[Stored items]
————

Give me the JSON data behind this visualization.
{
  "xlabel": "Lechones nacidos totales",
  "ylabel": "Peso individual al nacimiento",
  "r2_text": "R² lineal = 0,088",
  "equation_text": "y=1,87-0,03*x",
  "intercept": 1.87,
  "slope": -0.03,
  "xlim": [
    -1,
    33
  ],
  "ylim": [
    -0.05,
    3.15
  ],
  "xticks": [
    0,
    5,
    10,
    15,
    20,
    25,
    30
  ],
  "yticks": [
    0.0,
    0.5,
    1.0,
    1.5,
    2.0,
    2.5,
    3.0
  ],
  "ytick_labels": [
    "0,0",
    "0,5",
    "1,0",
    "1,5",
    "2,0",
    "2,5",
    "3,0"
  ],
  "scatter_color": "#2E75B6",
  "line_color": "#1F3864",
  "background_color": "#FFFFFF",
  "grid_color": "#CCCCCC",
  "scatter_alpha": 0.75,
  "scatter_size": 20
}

————

# To be done:
Retype the material above, line by line, exactly.

# Answer to the problem:
Give me the JSON data behind this visualization.
{
  "xlabel": "Lechones nacidos totales",
  "ylabel": "Peso individual al nacimiento",
  "r2_text": "R² lineal = 0,088",
  "equation_text": "y=1,87-0,03*x",
  "intercept": 1.87,
  "slope": -0.03,
  "xlim": [
    -1,
    33
  ],
  "ylim": [
    -0.05,
    3.15
  ],
  "xticks": [
    0,
    5,
    10,
    15,
    20,
    25,
    30
  ],
  "yticks": [
    0.0,
    0.5,
    1.0,
    1.5,
    2.0,
    2.5,
    3.0
  ],
  "ytick_labels": [
    "0,0",
    "0,5",
    "1,0",
    "1,5",
    "2,0",
    "2,5",
    "3,0"
  ],
  "scatter_color": "#2E75B6",
  "line_color": "#1F3864",
  "background_color": "#FFFFFF",
  "grid_color": "#CCCCCC",
  "scatter_alpha": 0.75,
  "scatter_size": 20
}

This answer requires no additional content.